Instruction: Write out the whole listing, matching it exactly.

Dataset rows about figures:
....

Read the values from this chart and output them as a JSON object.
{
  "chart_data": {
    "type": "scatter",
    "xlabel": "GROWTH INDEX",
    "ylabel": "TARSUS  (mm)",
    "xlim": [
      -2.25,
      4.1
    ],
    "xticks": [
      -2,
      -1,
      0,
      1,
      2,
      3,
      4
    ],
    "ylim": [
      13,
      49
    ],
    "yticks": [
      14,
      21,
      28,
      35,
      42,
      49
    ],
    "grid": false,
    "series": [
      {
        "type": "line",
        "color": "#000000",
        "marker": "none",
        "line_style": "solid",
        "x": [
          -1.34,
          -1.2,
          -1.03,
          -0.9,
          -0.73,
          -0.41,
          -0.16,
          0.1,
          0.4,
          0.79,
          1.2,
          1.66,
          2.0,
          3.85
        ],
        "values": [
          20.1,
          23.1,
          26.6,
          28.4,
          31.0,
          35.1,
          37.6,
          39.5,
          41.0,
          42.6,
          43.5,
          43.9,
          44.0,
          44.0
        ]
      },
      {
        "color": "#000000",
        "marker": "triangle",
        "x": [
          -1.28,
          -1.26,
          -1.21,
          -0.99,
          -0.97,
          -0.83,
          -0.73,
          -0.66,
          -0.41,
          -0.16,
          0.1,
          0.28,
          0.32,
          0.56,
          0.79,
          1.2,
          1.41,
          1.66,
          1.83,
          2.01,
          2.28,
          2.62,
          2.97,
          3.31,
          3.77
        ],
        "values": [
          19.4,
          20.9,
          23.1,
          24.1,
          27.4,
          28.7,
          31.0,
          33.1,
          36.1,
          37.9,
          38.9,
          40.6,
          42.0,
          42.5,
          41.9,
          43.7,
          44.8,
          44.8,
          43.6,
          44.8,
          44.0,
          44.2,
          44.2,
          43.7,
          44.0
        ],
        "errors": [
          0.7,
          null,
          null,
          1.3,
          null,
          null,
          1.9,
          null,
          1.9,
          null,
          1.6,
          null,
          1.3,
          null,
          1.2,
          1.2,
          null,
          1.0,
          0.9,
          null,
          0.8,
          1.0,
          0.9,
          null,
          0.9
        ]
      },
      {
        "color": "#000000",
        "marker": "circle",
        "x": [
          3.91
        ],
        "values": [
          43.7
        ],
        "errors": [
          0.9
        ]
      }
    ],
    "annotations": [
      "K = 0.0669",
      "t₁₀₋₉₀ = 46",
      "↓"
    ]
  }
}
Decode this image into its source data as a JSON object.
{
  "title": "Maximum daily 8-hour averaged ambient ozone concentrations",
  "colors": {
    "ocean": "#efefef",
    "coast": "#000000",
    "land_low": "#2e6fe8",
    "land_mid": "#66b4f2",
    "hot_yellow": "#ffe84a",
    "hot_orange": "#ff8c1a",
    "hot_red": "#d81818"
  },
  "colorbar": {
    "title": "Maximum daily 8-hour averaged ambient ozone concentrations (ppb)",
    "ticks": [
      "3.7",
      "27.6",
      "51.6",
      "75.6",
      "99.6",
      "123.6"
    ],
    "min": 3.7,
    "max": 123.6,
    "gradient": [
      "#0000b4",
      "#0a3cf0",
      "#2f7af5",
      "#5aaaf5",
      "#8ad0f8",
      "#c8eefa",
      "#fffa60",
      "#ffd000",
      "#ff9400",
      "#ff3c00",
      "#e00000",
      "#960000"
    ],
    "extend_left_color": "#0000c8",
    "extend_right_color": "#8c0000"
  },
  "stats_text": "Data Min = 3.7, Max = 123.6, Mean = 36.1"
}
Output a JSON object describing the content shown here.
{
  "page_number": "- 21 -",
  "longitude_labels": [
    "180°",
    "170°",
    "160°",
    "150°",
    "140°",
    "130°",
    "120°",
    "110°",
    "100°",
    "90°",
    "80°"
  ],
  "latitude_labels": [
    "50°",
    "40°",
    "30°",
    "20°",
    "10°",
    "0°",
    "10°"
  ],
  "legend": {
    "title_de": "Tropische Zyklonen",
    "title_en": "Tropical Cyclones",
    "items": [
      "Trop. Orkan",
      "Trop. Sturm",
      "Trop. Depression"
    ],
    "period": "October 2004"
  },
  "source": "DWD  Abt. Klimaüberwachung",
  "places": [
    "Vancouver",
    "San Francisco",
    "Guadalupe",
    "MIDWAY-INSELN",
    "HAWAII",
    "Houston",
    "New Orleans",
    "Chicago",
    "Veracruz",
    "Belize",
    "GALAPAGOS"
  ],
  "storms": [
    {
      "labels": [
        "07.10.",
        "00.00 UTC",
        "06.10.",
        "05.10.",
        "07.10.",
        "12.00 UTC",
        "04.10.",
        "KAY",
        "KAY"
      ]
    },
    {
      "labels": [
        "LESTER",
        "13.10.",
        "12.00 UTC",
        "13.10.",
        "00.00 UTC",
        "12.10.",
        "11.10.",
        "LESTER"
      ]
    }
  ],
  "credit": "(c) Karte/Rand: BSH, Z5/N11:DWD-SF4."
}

....

Output for this exercise:
Read the values from this chart and output them as a JSON object.
{
  "chart_data": {
    "type": "scatter",
    "xlabel": "GROWTH INDEX",
    "ylabel": "TARSUS  (mm)",
    "xlim": [
      -2.25,
      4.1
    ],
    "xticks": [
      -2,
      -1,
      0,
      1,
      2,
      3,
      4
    ],
    "ylim": [
      13,
      49
    ],
    "yticks": [
      14,
      21,
      28,
      35,
      42,
      49
    ],
    "grid": false,
    "series": [
      {
        "type": "line",
        "color": "#000000",
        "marker": "none",
        "line_style": "solid",
        "x": [
          -1.34,
          -1.2,
          -1.03,
          -0.9,
          -0.73,
          -0.41,
          -0.16,
          0.1,
          0.4,
          0.79,
          1.2,
          1.66,
          2.0,
          3.85
        ],
        "values": [
          20.1,
          23.1,
          26.6,
          28.4,
          31.0,
          35.1,
          37.6,
          39.5,
          41.0,
          42.6,
          43.5,
          43.9,
          44.0,
          44.0
        ]
      },
      {
        "color": "#000000",
        "marker": "triangle",
        "x": [
          -1.28,
          -1.26,
          -1.21,
          -0.99,
          -0.97,
          -0.83,
          -0.73,
          -0.66,
          -0.41,
          -0.16,
          0.1,
          0.28,
          0.32,
          0.56,
          0.79,
          1.2,
          1.41,
          1.66,
          1.83,
          2.01,
          2.28,
          2.62,
          2.97,
          3.31,
          3.77
        ],
        "values": [
          19.4,
          20.9,
          23.1,
          24.1,
          27.4,
          28.7,
          31.0,
          33.1,
          36.1,
          37.9,
          38.9,
          40.6,
          42.0,
          42.5,
          41.9,
          43.7,
          44.8,
          44.8,
          43.6,
          44.8,
          44.0,
          44.2,
          44.2,
          43.7,
          44.0
        ],
        "errors": [
          0.7,
          null,
          null,
          1.3,
          null,
          null,
          1.9,
          null,
          1.9,
          null,
          1.6,
          null,
          1.3,
          null,
          1.2,
          1.2,
          null,
          1.0,
          0.9,
          null,
          0.8,
          1.0,
          0.9,
          null,
          0.9
        ]
      },
      {
        "color": "#000000",
        "marker": "circle",
        "x": [
          3.91
        ],
        "values": [
          43.7
        ],
        "errors": [
          0.9
        ]
      }
    ],
    "annotations": [
      "K = 0.0669",
      "t₁₀₋₉₀ = 46",
      "↓"
    ]
  }
}
Decode this image into its source data as a JSON object.
{
  "title": "Maximum daily 8-hour averaged ambient ozone concentrations",
  "colors": {
    "ocean": "#efefef",
    "coast": "#000000",
    "land_low": "#2e6fe8",
    "land_mid": "#66b4f2",
    "hot_yellow": "#ffe84a",
    "hot_orange": "#ff8c1a",
    "hot_red": "#d81818"
  },
  "colorbar": {
    "title": "Maximum daily 8-hour averaged ambient ozone concentrations (ppb)",
    "ticks": [
      "3.7",
      "27.6",
      "51.6",
      "75.6",
      "99.6",
      "123.6"
    ],
    "min": 3.7,
    "max": 123.6,
    "gradient": [
      "#0000b4",
      "#0a3cf0",
      "#2f7af5",
      "#5aaaf5",
      "#8ad0f8",
      "#c8eefa",
      "#fffa60",
      "#ffd000",
      "#ff9400",
      "#ff3c00",
      "#e00000",
      "#960000"
    ],
    "extend_left_color": "#0000c8",
    "extend_right_color": "#8c0000"
  },
  "stats_text": "Data Min = 3.7, Max = 123.6, Mean = 36.1"
}
Output a JSON object describing the content shown here.
{
  "page_number": "- 21 -",
  "longitude_labels": [
    "180°",
    "170°",
    "160°",
    "150°",
    "140°",
    "130°",
    "120°",
    "110°",
    "100°",
    "90°",
    "80°"
  ],
  "latitude_labels": [
    "50°",
    "40°",
    "30°",
    "20°",
    "10°",
    "0°",
    "10°"
  ],
  "legend": {
    "title_de": "Tropische Zyklonen",
    "title_en": "Tropical Cyclones",
    "items": [
      "Trop. Orkan",
      "Trop. Sturm",
      "Trop. Depression"
    ],
    "period": "October 2004"
  },
  "source": "DWD  Abt. Klimaüberwachung",
  "places": [
    "Vancouver",
    "San Francisco",
    "Guadalupe",
    "MIDWAY-INSELN",
    "HAWAII",
    "Houston",
    "New Orleans",
    "Chicago",
    "Veracruz",
    "Belize",
    "GALAPAGOS"
  ],
  "storms": [
    {
      "labels": [
        "07.10.",
        "00.00 UTC",
        "06.10.",
        "05.10.",
        "07.10.",
        "12.00 UTC",
        "04.10.",
        "KAY",
        "KAY"
      ]
    },
    {
      "labels": [
        "LESTER",
        "13.10.",
        "12.00 UTC",
        "13.10.",
        "00.00 UTC",
        "12.10.",
        "11.10.",
        "LESTER"
      ]
    }
  ],
  "credit": "(c) Karte/Rand: BSH, Z5/N11:DWD-SF4."
}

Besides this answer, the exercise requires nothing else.